» WHAT YOU HAVE TO DO: Output the data below in full, character for character.

» WORKING DATA:

━━━━━━

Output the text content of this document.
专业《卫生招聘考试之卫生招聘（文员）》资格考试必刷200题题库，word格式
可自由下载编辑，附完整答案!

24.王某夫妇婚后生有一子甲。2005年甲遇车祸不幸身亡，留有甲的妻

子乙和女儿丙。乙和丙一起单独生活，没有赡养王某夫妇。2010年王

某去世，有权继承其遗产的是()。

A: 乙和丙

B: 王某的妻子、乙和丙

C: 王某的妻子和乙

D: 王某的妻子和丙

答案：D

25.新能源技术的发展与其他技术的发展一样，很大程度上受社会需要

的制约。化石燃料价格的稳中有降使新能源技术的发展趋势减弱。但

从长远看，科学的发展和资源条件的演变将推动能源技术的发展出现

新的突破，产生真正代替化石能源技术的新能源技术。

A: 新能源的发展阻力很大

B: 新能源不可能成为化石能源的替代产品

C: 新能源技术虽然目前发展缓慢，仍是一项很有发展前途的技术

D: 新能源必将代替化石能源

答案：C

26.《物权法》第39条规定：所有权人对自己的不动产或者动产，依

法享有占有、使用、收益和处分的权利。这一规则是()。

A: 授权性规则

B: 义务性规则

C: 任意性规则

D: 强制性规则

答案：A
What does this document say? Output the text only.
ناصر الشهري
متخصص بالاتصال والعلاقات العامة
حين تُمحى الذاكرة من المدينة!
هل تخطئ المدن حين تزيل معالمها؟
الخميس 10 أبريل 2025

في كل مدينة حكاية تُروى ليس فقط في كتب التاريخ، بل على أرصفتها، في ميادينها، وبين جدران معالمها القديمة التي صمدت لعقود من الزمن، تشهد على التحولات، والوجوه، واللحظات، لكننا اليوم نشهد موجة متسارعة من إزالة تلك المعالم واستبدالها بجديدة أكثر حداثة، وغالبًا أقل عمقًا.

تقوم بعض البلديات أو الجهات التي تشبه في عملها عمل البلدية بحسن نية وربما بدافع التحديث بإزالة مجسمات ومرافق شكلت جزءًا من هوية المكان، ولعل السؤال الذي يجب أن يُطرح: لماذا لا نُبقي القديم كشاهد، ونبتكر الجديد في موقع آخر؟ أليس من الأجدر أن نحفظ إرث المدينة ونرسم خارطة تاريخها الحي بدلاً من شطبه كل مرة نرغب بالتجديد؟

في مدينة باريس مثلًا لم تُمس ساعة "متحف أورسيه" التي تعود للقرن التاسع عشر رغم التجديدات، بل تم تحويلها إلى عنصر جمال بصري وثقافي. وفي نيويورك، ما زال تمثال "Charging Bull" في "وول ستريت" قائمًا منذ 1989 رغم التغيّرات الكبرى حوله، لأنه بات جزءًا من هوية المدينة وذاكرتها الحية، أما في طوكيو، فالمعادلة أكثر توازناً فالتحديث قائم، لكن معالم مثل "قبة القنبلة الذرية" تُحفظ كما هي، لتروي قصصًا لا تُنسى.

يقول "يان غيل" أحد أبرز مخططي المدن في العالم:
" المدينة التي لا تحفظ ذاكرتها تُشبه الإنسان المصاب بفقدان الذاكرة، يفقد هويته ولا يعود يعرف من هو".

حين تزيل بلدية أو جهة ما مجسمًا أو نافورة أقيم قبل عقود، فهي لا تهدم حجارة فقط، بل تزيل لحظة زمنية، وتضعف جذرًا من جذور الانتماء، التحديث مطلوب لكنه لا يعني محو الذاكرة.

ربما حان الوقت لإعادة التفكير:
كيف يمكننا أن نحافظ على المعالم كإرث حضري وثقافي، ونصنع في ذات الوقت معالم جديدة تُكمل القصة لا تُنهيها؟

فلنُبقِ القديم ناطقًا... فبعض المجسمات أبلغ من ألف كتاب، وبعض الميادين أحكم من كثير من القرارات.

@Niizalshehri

━━━━━━

» COMPLETE OUTPUT:
Output the text content of this document.
专业《卫生招聘考试之卫生招聘（文员）》资格考试必刷200题题库，word格式
可自由下载编辑，附完整答案!

24.王某夫妇婚后生有一子甲。2005年甲遇车祸不幸身亡，留有甲的妻

子乙和女儿丙。乙和丙一起单独生活，没有赡养王某夫妇。2010年王

某去世，有权继承其遗产的是()。

A: 乙和丙

B: 王某的妻子、乙和丙

C: 王某的妻子和乙

D: 王某的妻子和丙

答案：D

25.新能源技术的发展与其他技术的发展一样，很大程度上受社会需要

的制约。化石燃料价格的稳中有降使新能源技术的发展趋势减弱。但

从长远看，科学的发展和资源条件的演变将推动能源技术的发展出现

新的突破，产生真正代替化石能源技术的新能源技术。

A: 新能源的发展阻力很大

B: 新能源不可能成为化石能源的替代产品

C: 新能源技术虽然目前发展缓慢，仍是一项很有发展前途的技术

D: 新能源必将代替化石能源

答案：C

26.《物权法》第39条规定：所有权人对自己的不动产或者动产，依

法享有占有、使用、收益和处分的权利。这一规则是()。

A: 授权性规则

B: 义务性规则

C: 任意性规则

D: 强制性规则

答案：A
What does this document say? Output the text only.
ناصر الشهري
متخصص بالاتصال والعلاقات العامة
حين تُمحى الذاكرة من المدينة!
هل تخطئ المدن حين تزيل معالمها؟
الخميس 10 أبريل 2025

في كل مدينة حكاية تُروى ليس فقط في كتب التاريخ، بل على أرصفتها، في ميادينها، وبين جدران معالمها القديمة التي صمدت لعقود من الزمن، تشهد على التحولات، والوجوه، واللحظات، لكننا اليوم نشهد موجة متسارعة من إزالة تلك المعالم واستبدالها بجديدة أكثر حداثة، وغالبًا أقل عمقًا.

تقوم بعض البلديات أو الجهات التي تشبه في عملها عمل البلدية بحسن نية وربما بدافع التحديث بإزالة مجسمات ومرافق شكلت جزءًا من هوية المكان، ولعل السؤال الذي يجب أن يُطرح: لماذا لا نُبقي القديم كشاهد، ونبتكر الجديد في موقع آخر؟ أليس من الأجدر أن نحفظ إرث المدينة ونرسم خارطة تاريخها الحي بدلاً من شطبه كل مرة نرغب بالتجديد؟

في مدينة باريس مثلًا لم تُمس ساعة "متحف أورسيه" التي تعود للقرن التاسع عشر رغم التجديدات، بل تم تحويلها إلى عنصر جمال بصري وثقافي. وفي نيويورك، ما زال تمثال "Charging Bull" في "وول ستريت" قائمًا منذ 1989 رغم التغيّرات الكبرى حوله، لأنه بات جزءًا من هوية المدينة وذاكرتها الحية، أما في طوكيو، فالمعادلة أكثر توازناً فالتحديث قائم، لكن معالم مثل "قبة القنبلة الذرية" تُحفظ كما هي، لتروي قصصًا لا تُنسى.

يقول "يان غيل" أحد أبرز مخططي المدن في العالم:
" المدينة التي لا تحفظ ذاكرتها تُشبه الإنسان المصاب بفقدان الذاكرة، يفقد هويته ولا يعود يعرف من هو".

حين تزيل بلدية أو جهة ما مجسمًا أو نافورة أقيم قبل عقود، فهي لا تهدم حجارة فقط، بل تزيل لحظة زمنية، وتضعف جذرًا من جذور الانتماء، التحديث مطلوب لكنه لا يعني محو الذاكرة.

ربما حان الوقت لإعادة التفكير:
كيف يمكننا أن نحافظ على المعالم كإرث حضري وثقافي، ونصنع في ذات الوقت معالم جديدة تُكمل القصة لا تُنهيها؟

فلنُبقِ القديم ناطقًا... فبعض المجسمات أبلغ من ألف كتاب، وبعض الميادين أحكم من كثير من القرارات.

@Niizalshehri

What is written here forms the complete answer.